-------- Page extract
Feather and Ulanov were now openly at war with the traditional jazz disciples, now known as “moldy figs.” In The Record Changer, the bible of New Orleans jazz, Rudi Blesh wrote in March 1945, “Jazz is a fine art and therefore a subject that concerns everyone, and therefore an activity too large and important to be dominated or directed by a few individuals. Should there exist within Jazz a small clique or hierarchy devoted to such an idea, it would be at once as harmful and much more dangerous than the Goffin-Feather-Ulanov triarchy which are at least openly on the other side of the fence.”

The following year, Blesh did his part for those on his side of the fence by publishing a history of jazz, Shining Trumpets. Up to this point, I have only dealt with magazines and newspaper articles but here, for the first time, was the “tragedy of Louis Armstrong” in a major book. If you haven’t read it--you can find it on Archive.org--here’s a long excerpt from Blesh’s Armstrong chapter: 

"Speak of jazz to a group and three out of four people will think of Louis Armstrong. The trumpet, leader of the polyphony, and its player come naturally--if not quite justly--to stand for the music. The public, which likes and no doubt needs to personify whole movements and eras of human activity in single figures, naturally finds the triumvirate of New Orleans horns too complex and depersonalized a figure. Yet on this triumvirate--if not, indeed on the whole band--should such a symbolic designation fall. So, from the earliest days of record, New Orleans crowned its trumpeters as Kings; in the fine cooperative days of true jazz such bestowals carried the weight of a dignity and an honor in which the entire band shared. 
"Louis Armstrong inherited naturally the honors relinquished in turn by Bolden and Keppard, took the scepter from King Oliver’s failing hand. Bunk Johnson was in an eclipse that bade fair to be permanent.
"Had Armstrong understood his responsibility as clearly as he perceived his own growing artistic power--had his individual genius been deeply integrated with that of the music, and thus ultimately with the destiny, of his race--designated leadership would have been just. Achievement is not without responsibility ; progress is not always what it seems; the revolutionary must himself be judged by the fruits of his revolution. 
"Around Louis clustered growing public cognizance of hot music and those commercial forces, equally strong and more persistent, which utilize the musical communication system of the phonograph record, the then new radio and talking motion picture, and the printed sheets of the Tin Pan Alley tunesmiths. And behind this new symbolic figure was aligned the overwhelming and immemorial need of his own race to find a Moses to lead it out of Egypt.
[...]
"One criticizes the results of Louis Armstrong’s fine work with the greatest reluctance, indeed sadly, because, more than a man of true personal charm, he is one of personal artistic integrity. His grasp of what jazz means, the sort of group effort which it must represent, unfortunately failed to match his genius. For, ironically, any of Louis' solos, executed as they are in front of a large swing band as before a tinseled backdrop, are a part of pure and authentic jazz that could be translated bodily, note for note, into the context of the small band polyphony. Louis was--and remains--an ineffably hot individual creator. But the trumpet is not jazz; it is only the leading voice of the polyphony and an occasional soloist; the lead, by its nature, can be transferred to harmonized large band swing, where the inner voices of clarinet and trombone cannot.
----------------
Written task a => How would you shorten the paragraph beginning "The following year, Blesh did his part" in the jazz history text into a brief list that keeps its main facts?
-------- Information shown
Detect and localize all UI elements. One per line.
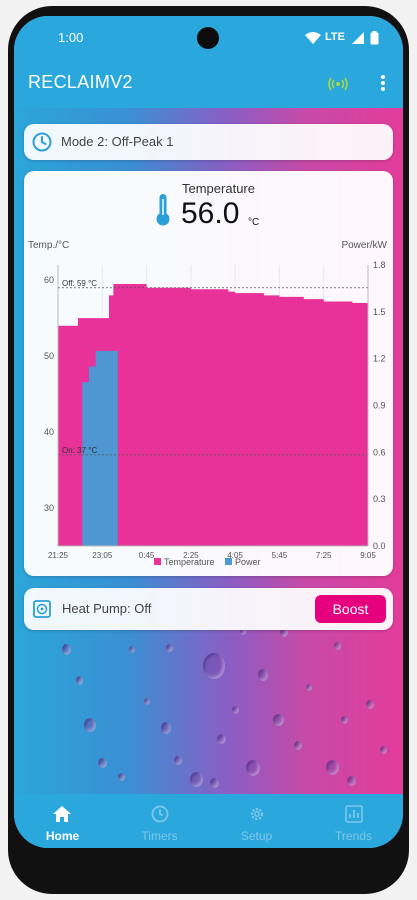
x-tick: 4:05	[227, 551, 243, 560]
y-tick-right: 0.0	[373, 541, 386, 551]
wifi-icon	[305, 32, 321, 44]
app-bar: RECLAIMV2	[14, 58, 403, 108]
temperature-power-chart: Off: 59 °C On: 37 °C 60 50 40 30 1.8 1.5 1.2 0.9 0…	[44, 260, 386, 560]
water-drop	[380, 746, 387, 754]
boost-button[interactable]: Boost	[315, 595, 386, 623]
camera-cutout	[197, 27, 219, 49]
water-drop	[240, 628, 246, 635]
x-tick: 0:45	[139, 551, 155, 560]
x-tick: 5:45	[272, 551, 288, 560]
water-drop	[129, 646, 135, 653]
water-drop	[118, 773, 125, 781]
water-drop	[62, 644, 71, 655]
legend-swatch-power	[225, 558, 233, 565]
water-drop	[203, 653, 225, 679]
nav-timers-label: Timers	[141, 829, 178, 843]
legend-label-temperature: Temperature	[164, 557, 215, 567]
water-drop	[210, 778, 219, 788]
y-tick-left: 60	[44, 275, 54, 285]
water-drop	[217, 734, 226, 744]
heat-pump-card: Heat Pump: Off Boost	[24, 588, 393, 630]
battery-icon	[370, 31, 379, 45]
water-drop	[232, 706, 239, 714]
y-tick-left: 40	[44, 427, 54, 437]
water-drop	[246, 760, 260, 776]
water-drop	[294, 741, 302, 750]
water-drop	[334, 642, 341, 650]
temperature-unit: °C	[248, 217, 260, 228]
home-icon	[53, 806, 71, 822]
mode-card[interactable]: Mode 2: Off-Peak 1	[24, 124, 393, 160]
y-tick-right: 0.9	[373, 401, 386, 411]
wifi-signal-icon[interactable]	[328, 77, 348, 91]
water-drop	[326, 760, 339, 775]
nav-timers[interactable]: Timers	[111, 794, 208, 848]
y-axis-left-label: Temp./°C	[28, 240, 70, 251]
y-tick-left: 50	[44, 351, 54, 361]
heat-pump-icon	[33, 600, 51, 618]
status-bar: 1:00 LTE	[14, 16, 403, 58]
nav-home-label: Home	[45, 829, 80, 843]
water-drop	[280, 628, 288, 637]
water-drop	[161, 722, 171, 734]
nav-trends-label: Trends	[335, 829, 372, 843]
y-tick-right: 1.5	[373, 307, 386, 317]
water-drop	[347, 776, 356, 786]
y-axis-right-label: Power/kW	[341, 240, 387, 251]
chart-legend: Temperature Power	[154, 557, 261, 567]
water-drop	[76, 676, 83, 685]
threshold-off-label: Off: 59 °C	[62, 279, 97, 288]
y-tick-right: 0.6	[373, 447, 386, 457]
water-drop	[84, 718, 96, 732]
clock-icon	[32, 132, 52, 152]
x-tick: 2:25	[183, 551, 199, 560]
water-drop	[306, 684, 312, 691]
more-vert-icon[interactable]	[380, 74, 386, 92]
timer-icon	[151, 805, 169, 823]
water-drop	[174, 756, 182, 765]
status-time: 1:00	[58, 30, 84, 45]
bottom-navigation: Home Timers Setup	[14, 794, 403, 848]
x-tick: 21:25	[48, 551, 69, 560]
water-drop	[366, 700, 374, 709]
water-drop	[341, 716, 348, 724]
chart-icon	[345, 805, 363, 823]
water-drop	[144, 698, 150, 705]
app-title: RECLAIMV2	[28, 72, 133, 92]
x-tick: 23:05	[92, 551, 113, 560]
y-tick-right: 0.3	[373, 494, 386, 504]
nav-setup-label: Setup	[240, 829, 273, 843]
nav-setup[interactable]: Setup	[208, 794, 305, 848]
x-tick: 9:05	[360, 551, 376, 560]
temperature-series-area	[58, 283, 368, 546]
legend-label-power: Power	[235, 557, 261, 567]
mode-label: Mode 2: Off-Peak 1	[61, 134, 174, 149]
water-drop	[98, 758, 107, 768]
x-tick: 7:25	[316, 551, 332, 560]
network-type: LTE	[325, 31, 345, 43]
nav-trends[interactable]: Trends	[305, 794, 402, 848]
heat-pump-status: Heat Pump: Off	[62, 601, 152, 616]
phone-screen: 1:00 LTE RECLAIMV2	[14, 16, 403, 848]
y-tick-left: 30	[44, 503, 54, 513]
boost-label: Boost	[332, 601, 369, 617]
legend-swatch-temperature	[154, 558, 161, 565]
temperature-label: Temperature	[182, 181, 255, 196]
chart-card: Temperature 56.0 °C Temp./°C Power/kW Of…	[24, 171, 393, 576]
power-series-area	[58, 350, 118, 546]
y-tick-right: 1.2	[373, 354, 386, 364]
y-tick-right: 1.8	[373, 260, 386, 270]
water-drop	[190, 772, 203, 787]
water-drop	[166, 644, 173, 652]
thermometer-icon	[156, 194, 170, 226]
water-drop	[258, 669, 268, 681]
nav-home[interactable]: Home	[14, 794, 111, 848]
water-drop	[273, 714, 284, 726]
threshold-on-label: On: 37 °C	[62, 446, 97, 455]
settings-icon	[250, 807, 264, 821]
temperature-value: 56.0	[181, 197, 240, 230]
signal-icon	[352, 32, 364, 44]
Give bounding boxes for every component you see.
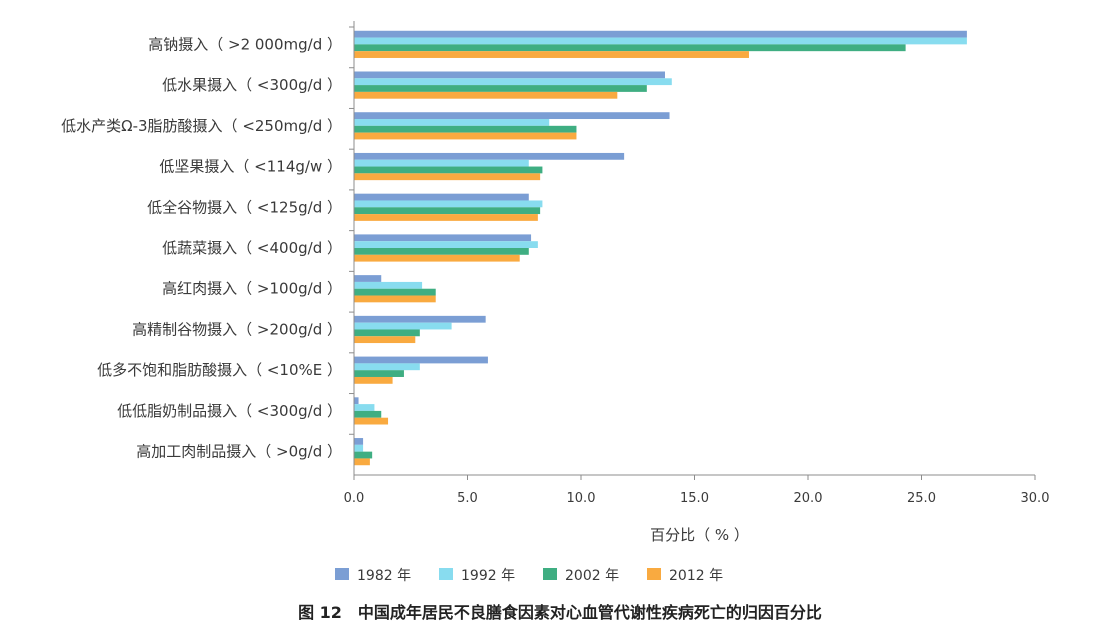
bar [354, 234, 532, 242]
bar [354, 85, 647, 92]
category-label: 高精制谷物摄入（ >200g/d ） [132, 320, 342, 338]
bar [354, 78, 672, 86]
category-label: 低水产类Ω-3脂肪酸摄入（ <250mg/d ） [61, 117, 342, 135]
bar [354, 417, 389, 425]
bar [354, 458, 370, 466]
category-labels: 高钠摄入（ >2 000mg/d ） 低水果摄入（ <300g/d ） 低水产类Ω-… [61, 26, 354, 461]
x-tick-label: 30.0 [1021, 491, 1050, 506]
category-label: 高钠摄入（ >2 000mg/d ） [148, 35, 342, 53]
bar [354, 444, 364, 452]
category-label: 低多不饱和脂肪酸摄入（ <10%E ） [97, 361, 342, 379]
x-axis-ticks: 0.0 5.0 10.0 15.0 20.0 25.0 30.0 [344, 475, 1050, 506]
bar [354, 152, 625, 160]
bar [354, 71, 665, 79]
bar [354, 370, 404, 377]
bar [354, 356, 488, 364]
bar [354, 37, 967, 45]
legend-label: 2012 年 [669, 568, 723, 584]
category-label: 低全谷物摄入（ <125g/d ） [147, 198, 342, 216]
category-label: 低低脂奶制品摄入（ <300g/d ） [117, 402, 342, 420]
category-label: 低蔬菜摄入（ <400g/d ） [162, 239, 342, 257]
bar [354, 166, 543, 174]
bar [354, 404, 375, 411]
bar [354, 30, 967, 38]
category-label: 高红肉摄入（ >100g/d ） [162, 280, 342, 298]
bar [354, 132, 577, 140]
bar [354, 288, 436, 296]
legend-swatch [647, 568, 661, 580]
category-label: 低水果摄入（ <300g/d ） [162, 76, 342, 94]
bar [354, 363, 420, 371]
bar [354, 295, 436, 303]
x-tick-label: 25.0 [907, 491, 936, 506]
bar [354, 438, 364, 445]
legend-label: 2002 年 [565, 568, 619, 584]
bar [354, 376, 393, 384]
bars [354, 30, 967, 466]
x-axis-title: 百分比（ % ） [650, 526, 749, 544]
legend-label: 1992 年 [461, 568, 515, 584]
x-tick-label: 10.0 [567, 491, 596, 506]
x-tick-label: 0.0 [344, 491, 365, 506]
bar [354, 91, 618, 99]
bar [354, 254, 520, 262]
figure-caption: 图 12 中国成年居民不良膳食因素对心血管代谢性疾病死亡的归因百分比 [298, 603, 822, 622]
legend-swatch [439, 568, 453, 580]
legend-swatch [543, 568, 557, 580]
bar [354, 119, 550, 126]
bar [354, 51, 749, 58]
bar [354, 214, 538, 221]
legend-swatch [335, 568, 349, 580]
bar [354, 241, 538, 248]
bar [354, 207, 541, 215]
x-tick-label: 20.0 [794, 491, 823, 506]
bar [354, 275, 382, 282]
bar [354, 159, 529, 167]
bar [354, 397, 359, 405]
bar [354, 200, 543, 208]
bar [354, 125, 577, 133]
category-label: 低坚果摄入（ <114g/w ） [159, 158, 342, 176]
bar [354, 329, 420, 337]
bar [354, 281, 423, 289]
bar [354, 336, 416, 344]
bar [354, 44, 906, 52]
legend-label: 1982 年 [357, 568, 411, 584]
legend: 1982 年 1992 年 2002 年 2012 年 [335, 568, 723, 584]
category-label: 高加工肉制品摄入（ >0g/d ） [136, 443, 342, 461]
x-tick-label: 15.0 [680, 491, 709, 506]
bar [354, 112, 670, 120]
x-tick-label: 5.0 [457, 491, 478, 506]
bar [354, 248, 529, 255]
bar [354, 173, 541, 181]
bar [354, 315, 486, 323]
bar [354, 193, 529, 201]
bar [354, 410, 382, 418]
bar [354, 451, 373, 459]
bar [354, 322, 452, 330]
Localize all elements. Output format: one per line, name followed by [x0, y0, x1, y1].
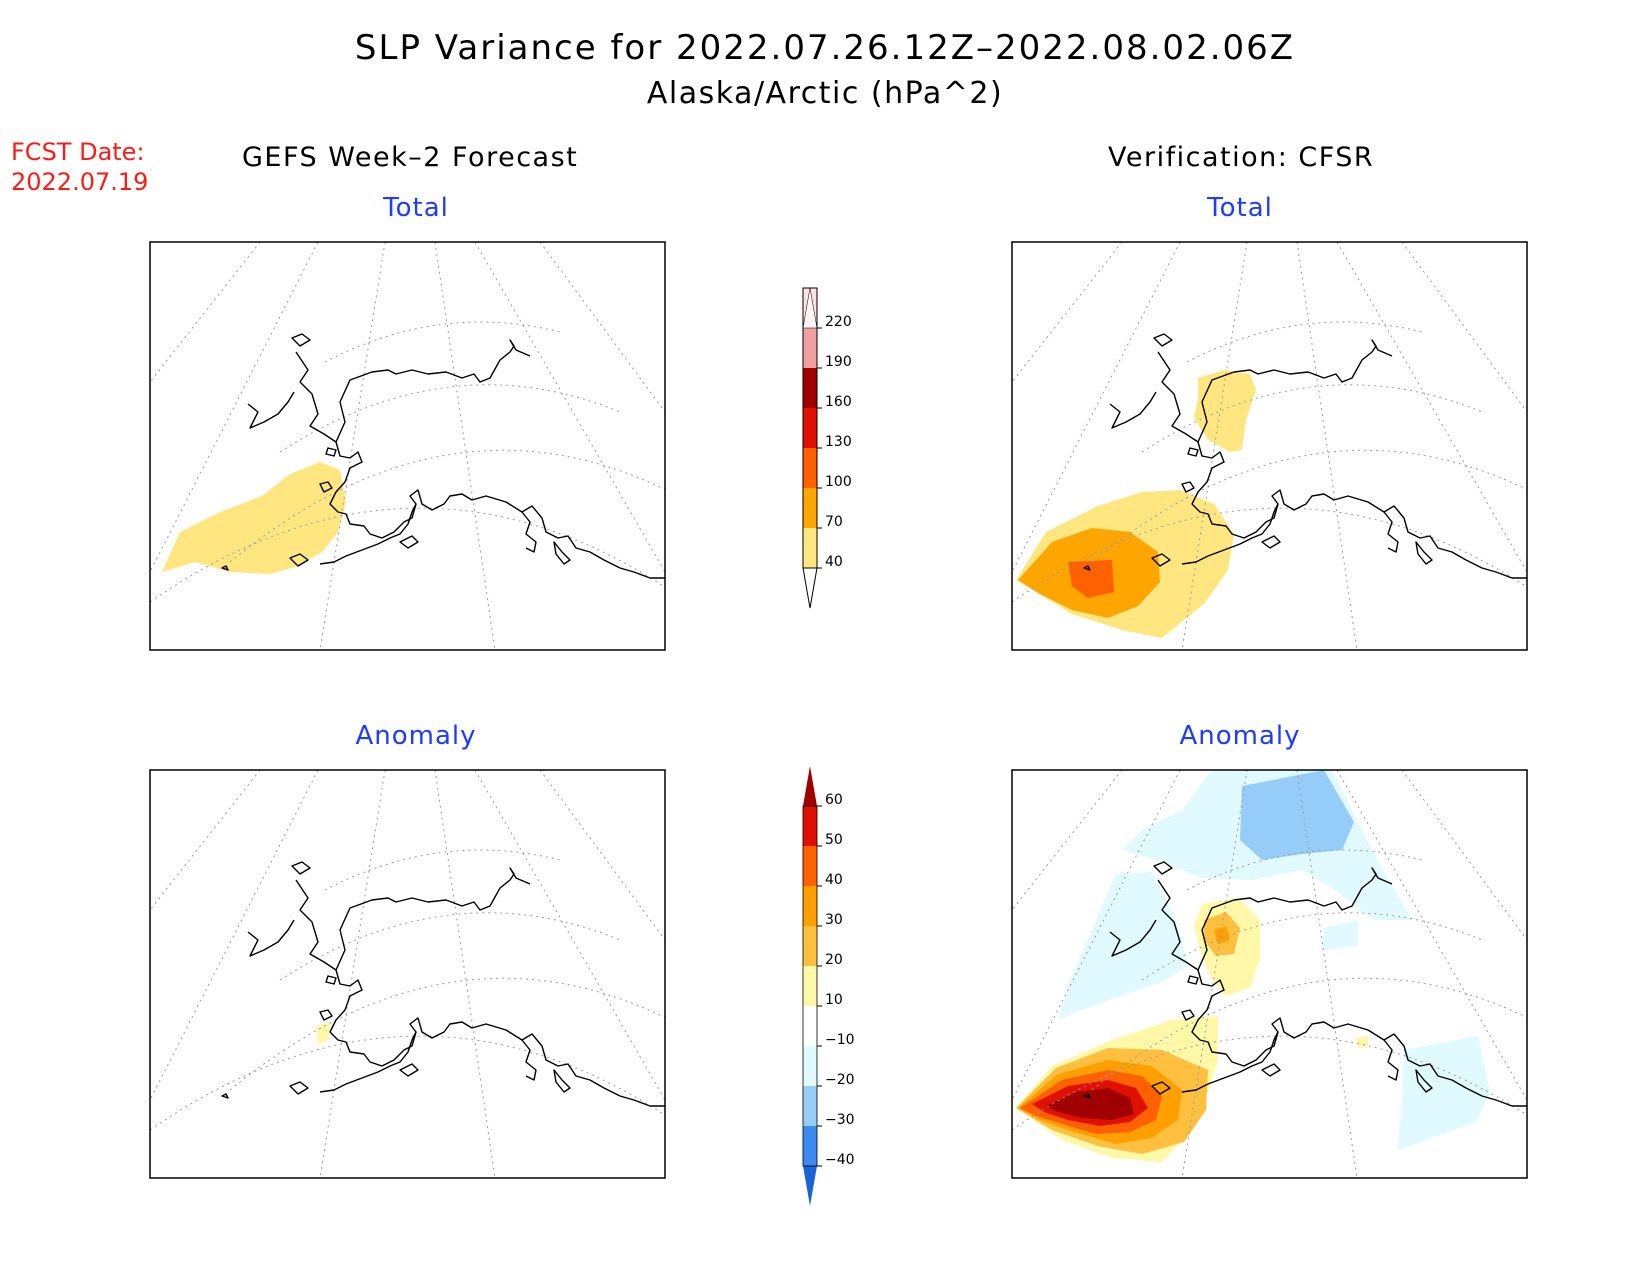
- colorbar-total-lower-extension: [802, 567, 818, 609]
- verification-column-title: Verification: CFSR: [1108, 142, 1375, 173]
- panel-label-verification-total: Total: [1207, 193, 1273, 223]
- forecast-anomaly-frame: [149, 769, 666, 1179]
- colorbar-anomaly-tick-label: 40: [825, 872, 843, 888]
- map-title: SLP Variance for 2022.07.26.12Z–2022.08.…: [354, 28, 1296, 68]
- colorbar-anomaly-swatch: [803, 926, 817, 966]
- colorbar-total-tick-label: 160: [825, 394, 852, 410]
- forecast-total-contour-40: [162, 462, 346, 574]
- colorbar-anomaly-outline: [802, 805, 818, 1167]
- colorbar-anomaly-swatch: [803, 966, 817, 1006]
- panel-label-forecast-anomaly: Anomaly: [355, 721, 477, 751]
- forecast-anomaly-panel: [149, 769, 666, 1179]
- fcst-date-label: FCST Date:: [11, 138, 145, 166]
- colorbar-anomaly-tick-label: 20: [825, 952, 843, 968]
- fcst-date-value: 2022.07.19: [11, 168, 149, 196]
- verification-total-panel: [1011, 241, 1528, 651]
- colorbar-anomaly-tick-label: 60: [825, 792, 843, 808]
- colorbar-total-upper-extension: [802, 287, 818, 329]
- colorbar-anomaly-tick-label: −20: [825, 1072, 855, 1088]
- colorbar-anomaly-tick-label: −10: [825, 1032, 855, 1048]
- panel-label-forecast-total: Total: [383, 193, 449, 223]
- colorbar-anomaly-tick-label: 30: [825, 912, 843, 928]
- colorbar-total-tick-label: 130: [825, 434, 852, 450]
- colorbar-total-swatch: [803, 408, 817, 448]
- colorbar-total-swatch: [803, 448, 817, 488]
- verification-anomaly-contour-30-north: [1214, 926, 1230, 944]
- verification-anomaly-contour-neg10-east: [1322, 920, 1358, 950]
- verification-total-contour-40-north: [1194, 370, 1256, 452]
- verification-anomaly-contour-10-small: [1356, 1036, 1368, 1048]
- panel-label-verification-anomaly: Anomaly: [1179, 721, 1301, 751]
- colorbar-anomaly-swatch: [803, 1086, 817, 1126]
- colorbar-anomaly-swatch: [803, 1126, 817, 1166]
- colorbar-anomaly-swatch: [803, 806, 817, 846]
- colorbar-total-tick-label: 40: [825, 554, 843, 570]
- colorbar-anomaly-lower-extension: [803, 1166, 817, 1206]
- colorbar-total-tick-label: 100: [825, 474, 852, 490]
- forecast-column-title: GEFS Week–2 Forecast: [242, 142, 579, 173]
- colorbar-anomaly-upper-extension: [803, 766, 817, 806]
- colorbar-total: 40 70 100 130 160 190 220: [802, 287, 852, 609]
- forecast-anomaly-contour-10: [316, 1022, 330, 1044]
- colorbar-total-tick-label: 220: [825, 314, 852, 330]
- colorbar-total-swatch: [803, 328, 817, 368]
- colorbar-anomaly-tick-label: 50: [825, 832, 843, 848]
- colorbar-anomaly-swatch: [803, 886, 817, 926]
- verification-anomaly-contour-neg20: [1240, 770, 1354, 860]
- forecast-total-panel: [149, 241, 666, 651]
- verification-anomaly-contour-60-south: [1046, 1088, 1134, 1120]
- colorbar-total-swatch: [803, 488, 817, 528]
- forecast-total-frame: [149, 241, 666, 651]
- verification-anomaly-frame: [1011, 769, 1528, 1179]
- colorbar-anomaly-swatch: [803, 1006, 817, 1046]
- colorbar-anomaly-tick-label: 10: [825, 992, 843, 1008]
- verification-total-frame: [1011, 241, 1528, 651]
- verification-anomaly-contour-neg10-southeast: [1398, 1036, 1490, 1150]
- colorbar-anomaly: −40 −30 −20 −10 10 20 30 40 50 60: [802, 766, 855, 1206]
- verification-anomaly-panel: [1011, 769, 1528, 1179]
- colorbar-anomaly-tick-label: −40: [825, 1152, 855, 1168]
- colorbar-total-swatch: [803, 368, 817, 408]
- colorbar-anomaly-tick-label: −30: [825, 1112, 855, 1128]
- colorbar-anomaly-swatch: [803, 1046, 817, 1086]
- verification-total-contour-100: [1068, 560, 1114, 598]
- map-subtitle: Alaska/Arctic (hPa^2): [646, 76, 1004, 111]
- verification-anomaly-contour-neg10-west: [1058, 872, 1188, 1020]
- colorbar-total-swatch: [803, 528, 817, 568]
- colorbar-total-tick-label: 190: [825, 354, 852, 370]
- colorbar-anomaly-swatch: [803, 846, 817, 886]
- colorbar-total-tick-label: 70: [825, 514, 843, 530]
- colorbar-total-outline: [802, 287, 818, 569]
----------------
Written task b => Could you repeat the records from the line that has "551, 243, 560]" through the line that has "646, 135, 653]", changing "x-tick" to "x-axis-tick" and leaving everything else unchanged?

Written answer a =>
- The following year, Blesh supported those on his side of the fence by publishing a history of jazz, Shining Trumpets.
- The sources discussed up to that point were only magazines and newspaper articles.
- Shining Trumpets was the first major book to present the "tragedy of Louis Armstrong."
- The book can be found on Archive.org, and a long excerpt from its Armstrong chapter follows.

Written answer b =>
x-axis-tick: 4:05	[227, 551, 243, 560]
y-tick-right: 0.0	[373, 541, 386, 551]
wifi-icon	[305, 32, 321, 44]
app-bar: RECLAIMV2	[14, 58, 403, 108]
temperature-power-chart: Off: 59 °C On: 37 °C 60 50 40 30 1.8 1.5 1.2 0.9 0…	[44, 260, 386, 560]
water-drop	[380, 746, 387, 754]
boost-button[interactable]: Boost	[315, 595, 386, 623]
camera-cutout	[197, 27, 219, 49]
water-drop	[240, 628, 246, 635]
x-axis-tick: 0:45	[139, 551, 155, 560]
x-axis-tick: 5:45	[272, 551, 288, 560]
water-drop	[129, 646, 135, 653]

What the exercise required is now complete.